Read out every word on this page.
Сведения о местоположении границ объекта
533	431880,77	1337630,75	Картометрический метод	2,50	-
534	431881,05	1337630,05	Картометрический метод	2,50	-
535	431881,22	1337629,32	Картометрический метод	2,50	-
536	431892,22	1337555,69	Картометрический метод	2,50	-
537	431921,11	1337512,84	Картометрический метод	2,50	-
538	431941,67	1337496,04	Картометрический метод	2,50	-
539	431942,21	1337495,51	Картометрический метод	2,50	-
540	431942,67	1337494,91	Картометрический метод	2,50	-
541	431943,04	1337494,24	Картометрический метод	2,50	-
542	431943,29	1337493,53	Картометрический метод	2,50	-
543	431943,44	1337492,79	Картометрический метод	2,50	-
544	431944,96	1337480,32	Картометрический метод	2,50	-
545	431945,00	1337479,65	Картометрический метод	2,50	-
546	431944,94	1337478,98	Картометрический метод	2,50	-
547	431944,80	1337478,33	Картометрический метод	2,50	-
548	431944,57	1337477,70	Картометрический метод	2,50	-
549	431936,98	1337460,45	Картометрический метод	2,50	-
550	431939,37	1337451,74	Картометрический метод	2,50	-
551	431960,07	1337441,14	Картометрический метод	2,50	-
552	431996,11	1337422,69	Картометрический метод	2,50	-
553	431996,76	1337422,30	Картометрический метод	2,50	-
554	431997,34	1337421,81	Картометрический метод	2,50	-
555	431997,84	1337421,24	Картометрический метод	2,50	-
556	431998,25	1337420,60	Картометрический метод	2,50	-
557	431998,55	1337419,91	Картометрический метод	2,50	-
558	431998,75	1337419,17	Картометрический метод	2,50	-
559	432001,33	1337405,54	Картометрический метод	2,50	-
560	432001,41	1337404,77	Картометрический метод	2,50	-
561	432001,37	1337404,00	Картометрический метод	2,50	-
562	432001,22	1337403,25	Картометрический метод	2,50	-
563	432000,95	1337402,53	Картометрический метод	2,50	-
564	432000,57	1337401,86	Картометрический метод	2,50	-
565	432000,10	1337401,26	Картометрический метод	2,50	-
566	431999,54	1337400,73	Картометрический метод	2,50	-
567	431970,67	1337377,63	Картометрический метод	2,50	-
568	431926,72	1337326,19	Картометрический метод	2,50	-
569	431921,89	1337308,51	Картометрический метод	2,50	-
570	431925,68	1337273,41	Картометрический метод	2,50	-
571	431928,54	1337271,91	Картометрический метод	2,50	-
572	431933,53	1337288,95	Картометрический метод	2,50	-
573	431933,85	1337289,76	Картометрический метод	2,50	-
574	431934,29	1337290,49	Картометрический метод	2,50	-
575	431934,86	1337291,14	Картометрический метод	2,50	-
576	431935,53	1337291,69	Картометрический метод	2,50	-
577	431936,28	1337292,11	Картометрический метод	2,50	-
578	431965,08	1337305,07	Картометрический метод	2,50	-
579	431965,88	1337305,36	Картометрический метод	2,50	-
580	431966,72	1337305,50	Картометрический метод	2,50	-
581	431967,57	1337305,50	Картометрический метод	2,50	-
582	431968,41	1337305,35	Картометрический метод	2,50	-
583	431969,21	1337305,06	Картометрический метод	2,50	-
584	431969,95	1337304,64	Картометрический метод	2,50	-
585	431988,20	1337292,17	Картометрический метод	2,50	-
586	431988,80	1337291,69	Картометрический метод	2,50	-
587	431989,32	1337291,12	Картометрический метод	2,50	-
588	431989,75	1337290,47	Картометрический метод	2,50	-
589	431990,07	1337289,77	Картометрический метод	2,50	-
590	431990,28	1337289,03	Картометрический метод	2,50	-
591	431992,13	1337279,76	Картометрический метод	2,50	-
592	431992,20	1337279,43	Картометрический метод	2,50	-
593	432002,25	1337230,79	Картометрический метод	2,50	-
- - -
The task: The records above should be repeated in full, exactly as given.

Solution to this problem:
Read out every word on this page.
Сведения о местоположении границ объекта
533	431880,77	1337630,75	Картометрический метод	2,50	-
534	431881,05	1337630,05	Картометрический метод	2,50	-
535	431881,22	1337629,32	Картометрический метод	2,50	-
536	431892,22	1337555,69	Картометрический метод	2,50	-
537	431921,11	1337512,84	Картометрический метод	2,50	-
538	431941,67	1337496,04	Картометрический метод	2,50	-
539	431942,21	1337495,51	Картометрический метод	2,50	-
540	431942,67	1337494,91	Картометрический метод	2,50	-
541	431943,04	1337494,24	Картометрический метод	2,50	-
542	431943,29	1337493,53	Картометрический метод	2,50	-
543	431943,44	1337492,79	Картометрический метод	2,50	-
544	431944,96	1337480,32	Картометрический метод	2,50	-
545	431945,00	1337479,65	Картометрический метод	2,50	-
546	431944,94	1337478,98	Картометрический метод	2,50	-
547	431944,80	1337478,33	Картометрический метод	2,50	-
548	431944,57	1337477,70	Картометрический метод	2,50	-
549	431936,98	1337460,45	Картометрический метод	2,50	-
550	431939,37	1337451,74	Картометрический метод	2,50	-
551	431960,07	1337441,14	Картометрический метод	2,50	-
552	431996,11	1337422,69	Картометрический метод	2,50	-
553	431996,76	1337422,30	Картометрический метод	2,50	-
554	431997,34	1337421,81	Картометрический метод	2,50	-
555	431997,84	1337421,24	Картометрический метод	2,50	-
556	431998,25	1337420,60	Картометрический метод	2,50	-
557	431998,55	1337419,91	Картометрический метод	2,50	-
558	431998,75	1337419,17	Картометрический метод	2,50	-
559	432001,33	1337405,54	Картометрический метод	2,50	-
560	432001,41	1337404,77	Картометрический метод	2,50	-
561	432001,37	1337404,00	Картометрический метод	2,50	-
562	432001,22	1337403,25	Картометрический метод	2,50	-
563	432000,95	1337402,53	Картометрический метод	2,50	-
564	432000,57	1337401,86	Картометрический метод	2,50	-
565	432000,10	1337401,26	Картометрический метод	2,50	-
566	431999,54	1337400,73	Картометрический метод	2,50	-
567	431970,67	1337377,63	Картометрический метод	2,50	-
568	431926,72	1337326,19	Картометрический метод	2,50	-
569	431921,89	1337308,51	Картометрический метод	2,50	-
570	431925,68	1337273,41	Картометрический метод	2,50	-
571	431928,54	1337271,91	Картометрический метод	2,50	-
572	431933,53	1337288,95	Картометрический метод	2,50	-
573	431933,85	1337289,76	Картометрический метод	2,50	-
574	431934,29	1337290,49	Картометрический метод	2,50	-
575	431934,86	1337291,14	Картометрический метод	2,50	-
576	431935,53	1337291,69	Картометрический метод	2,50	-
577	431936,28	1337292,11	Картометрический метод	2,50	-
578	431965,08	1337305,07	Картометрический метод	2,50	-
579	431965,88	1337305,36	Картометрический метод	2,50	-
580	431966,72	1337305,50	Картометрический метод	2,50	-
581	431967,57	1337305,50	Картометрический метод	2,50	-
582	431968,41	1337305,35	Картометрический метод	2,50	-
583	431969,21	1337305,06	Картометрический метод	2,50	-
584	431969,95	1337304,64	Картометрический метод	2,50	-
585	431988,20	1337292,17	Картометрический метод	2,50	-
586	431988,80	1337291,69	Картометрический метод	2,50	-
587	431989,32	1337291,12	Картометрический метод	2,50	-
588	431989,75	1337290,47	Картометрический метод	2,50	-
589	431990,07	1337289,77	Картометрический метод	2,50	-
590	431990,28	1337289,03	Картометрический метод	2,50	-
591	431992,13	1337279,76	Картометрический метод	2,50	-
592	431992,20	1337279,43	Картометрический метод	2,50	-
593	432002,25	1337230,79	Картометрический метод	2,50	-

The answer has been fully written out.